What this task involves
Copy out every line of the data below, keeping each one unchanged.

Begin Entries provided

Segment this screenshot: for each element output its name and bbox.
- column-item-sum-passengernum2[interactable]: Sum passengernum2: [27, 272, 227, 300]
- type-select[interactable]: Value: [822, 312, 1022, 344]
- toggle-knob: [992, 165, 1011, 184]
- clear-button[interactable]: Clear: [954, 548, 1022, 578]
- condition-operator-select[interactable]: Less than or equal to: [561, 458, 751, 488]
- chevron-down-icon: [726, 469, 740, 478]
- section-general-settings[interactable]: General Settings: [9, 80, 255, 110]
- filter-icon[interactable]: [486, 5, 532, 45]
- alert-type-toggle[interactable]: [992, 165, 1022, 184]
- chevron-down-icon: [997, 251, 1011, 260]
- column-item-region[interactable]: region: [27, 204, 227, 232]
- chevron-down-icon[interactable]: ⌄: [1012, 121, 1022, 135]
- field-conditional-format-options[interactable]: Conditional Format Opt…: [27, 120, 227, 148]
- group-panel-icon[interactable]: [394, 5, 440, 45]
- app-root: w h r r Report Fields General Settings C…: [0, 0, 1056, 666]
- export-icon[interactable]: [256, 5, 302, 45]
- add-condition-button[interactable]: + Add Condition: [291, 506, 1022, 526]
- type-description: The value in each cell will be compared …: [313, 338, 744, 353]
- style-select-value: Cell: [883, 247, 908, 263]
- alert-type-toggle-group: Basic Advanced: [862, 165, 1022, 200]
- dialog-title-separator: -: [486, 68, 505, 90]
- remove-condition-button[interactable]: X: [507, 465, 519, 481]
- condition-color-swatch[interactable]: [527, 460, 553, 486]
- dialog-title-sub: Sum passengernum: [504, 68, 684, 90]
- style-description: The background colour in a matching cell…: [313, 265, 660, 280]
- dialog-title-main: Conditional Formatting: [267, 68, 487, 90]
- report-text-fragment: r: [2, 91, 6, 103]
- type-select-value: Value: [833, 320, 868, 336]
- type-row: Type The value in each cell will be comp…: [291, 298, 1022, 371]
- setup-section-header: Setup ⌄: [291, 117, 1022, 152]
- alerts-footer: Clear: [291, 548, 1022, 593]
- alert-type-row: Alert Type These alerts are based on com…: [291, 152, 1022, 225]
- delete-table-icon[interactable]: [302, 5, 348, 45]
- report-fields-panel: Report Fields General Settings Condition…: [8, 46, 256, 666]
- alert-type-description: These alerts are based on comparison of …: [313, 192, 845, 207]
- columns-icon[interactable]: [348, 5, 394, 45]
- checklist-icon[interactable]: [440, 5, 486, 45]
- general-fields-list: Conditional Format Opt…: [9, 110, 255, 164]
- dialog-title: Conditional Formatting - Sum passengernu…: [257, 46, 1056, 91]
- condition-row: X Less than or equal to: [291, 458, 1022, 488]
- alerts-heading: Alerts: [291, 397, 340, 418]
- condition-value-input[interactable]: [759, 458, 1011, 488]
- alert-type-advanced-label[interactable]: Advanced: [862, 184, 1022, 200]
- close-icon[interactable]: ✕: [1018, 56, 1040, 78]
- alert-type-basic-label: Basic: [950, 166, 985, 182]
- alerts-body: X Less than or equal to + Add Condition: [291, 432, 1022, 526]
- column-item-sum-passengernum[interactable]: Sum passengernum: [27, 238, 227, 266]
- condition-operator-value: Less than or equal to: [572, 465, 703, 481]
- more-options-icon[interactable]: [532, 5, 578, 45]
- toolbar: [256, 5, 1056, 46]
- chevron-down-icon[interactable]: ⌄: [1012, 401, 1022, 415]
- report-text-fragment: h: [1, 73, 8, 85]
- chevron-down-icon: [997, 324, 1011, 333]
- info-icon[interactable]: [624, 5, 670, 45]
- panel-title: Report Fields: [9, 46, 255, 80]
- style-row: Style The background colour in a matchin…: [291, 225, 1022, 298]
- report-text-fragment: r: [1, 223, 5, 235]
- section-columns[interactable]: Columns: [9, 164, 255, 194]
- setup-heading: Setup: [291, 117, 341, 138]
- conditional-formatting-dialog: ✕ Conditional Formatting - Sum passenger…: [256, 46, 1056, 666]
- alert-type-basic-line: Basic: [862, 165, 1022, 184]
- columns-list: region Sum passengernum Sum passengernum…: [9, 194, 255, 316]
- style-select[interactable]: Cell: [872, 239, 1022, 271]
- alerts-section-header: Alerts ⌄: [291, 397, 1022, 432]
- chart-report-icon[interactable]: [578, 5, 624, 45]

End Entries provided

Response to this exercise
Segment this screenshot: for each element output its name and bbox.
- column-item-sum-passengernum2[interactable]: Sum passengernum2: [27, 272, 227, 300]
- type-select[interactable]: Value: [822, 312, 1022, 344]
- toggle-knob: [992, 165, 1011, 184]
- clear-button[interactable]: Clear: [954, 548, 1022, 578]
- condition-operator-select[interactable]: Less than or equal to: [561, 458, 751, 488]
- chevron-down-icon: [726, 469, 740, 478]
- section-general-settings[interactable]: General Settings: [9, 80, 255, 110]
- filter-icon[interactable]: [486, 5, 532, 45]
- alert-type-toggle[interactable]: [992, 165, 1022, 184]
- chevron-down-icon: [997, 251, 1011, 260]
- column-item-region[interactable]: region: [27, 204, 227, 232]
- chevron-down-icon[interactable]: ⌄: [1012, 121, 1022, 135]
- field-conditional-format-options[interactable]: Conditional Format Opt…: [27, 120, 227, 148]
- group-panel-icon[interactable]: [394, 5, 440, 45]
- app-root: w h r r Report Fields General Settings C…: [0, 0, 1056, 666]
- export-icon[interactable]: [256, 5, 302, 45]
- add-condition-button[interactable]: + Add Condition: [291, 506, 1022, 526]
- type-description: The value in each cell will be compared …: [313, 338, 744, 353]
- style-select-value: Cell: [883, 247, 908, 263]
- alert-type-toggle-group: Basic Advanced: [862, 165, 1022, 200]
- dialog-title-separator: -: [486, 68, 505, 90]
- remove-condition-button[interactable]: X: [507, 465, 519, 481]
- condition-color-swatch[interactable]: [527, 460, 553, 486]
- dialog-title-sub: Sum passengernum: [504, 68, 684, 90]
- style-description: The background colour in a matching cell…: [313, 265, 660, 280]
- dialog-title-main: Conditional Formatting: [267, 68, 487, 90]
- report-text-fragment: r: [2, 91, 6, 103]
- type-select-value: Value: [833, 320, 868, 336]
- type-row: Type The value in each cell will be comp…: [291, 298, 1022, 371]
- setup-section-header: Setup ⌄: [291, 117, 1022, 152]
- alerts-footer: Clear: [291, 548, 1022, 593]
- alert-type-row: Alert Type These alerts are based on com…: [291, 152, 1022, 225]
- delete-table-icon[interactable]: [302, 5, 348, 45]
- report-fields-panel: Report Fields General Settings Condition…: [8, 46, 256, 666]
- alert-type-description: These alerts are based on comparison of …: [313, 192, 845, 207]
- columns-icon[interactable]: [348, 5, 394, 45]
- checklist-icon[interactable]: [440, 5, 486, 45]
- general-fields-list: Conditional Format Opt…: [9, 110, 255, 164]
- dialog-title: Conditional Formatting - Sum passengernu…: [257, 46, 1056, 91]
- condition-row: X Less than or equal to: [291, 458, 1022, 488]
- alerts-heading: Alerts: [291, 397, 340, 418]
- condition-value-input[interactable]: [759, 458, 1011, 488]
- alert-type-advanced-label[interactable]: Advanced: [862, 184, 1022, 200]
- close-icon[interactable]: ✕: [1018, 56, 1040, 78]
- alert-type-basic-label: Basic: [950, 166, 985, 182]
- alerts-body: X Less than or equal to + Add Condition: [291, 432, 1022, 526]
- column-item-sum-passengernum[interactable]: Sum passengernum: [27, 238, 227, 266]
- condition-operator-value: Less than or equal to: [572, 465, 703, 481]
- more-options-icon[interactable]: [532, 5, 578, 45]
- toolbar: [256, 5, 1056, 46]
- chevron-down-icon[interactable]: ⌄: [1012, 401, 1022, 415]
- report-text-fragment: h: [1, 73, 8, 85]
- chevron-down-icon: [997, 324, 1011, 333]
- info-icon[interactable]: [624, 5, 670, 45]
- panel-title: Report Fields: [9, 46, 255, 80]
- style-row: Style The background colour in a matchin…: [291, 225, 1022, 298]
- report-text-fragment: r: [1, 223, 5, 235]
- section-columns[interactable]: Columns: [9, 164, 255, 194]
- setup-heading: Setup: [291, 117, 341, 138]
- conditional-formatting-dialog: ✕ Conditional Formatting - Sum passenger…: [256, 46, 1056, 666]
- alert-type-basic-line: Basic: [862, 165, 1022, 184]
- columns-list: region Sum passengernum Sum passengernum…: [9, 194, 255, 316]
- style-select[interactable]: Cell: [872, 239, 1022, 271]
- alerts-section-header: Alerts ⌄: [291, 397, 1022, 432]
- chart-report-icon[interactable]: [578, 5, 624, 45]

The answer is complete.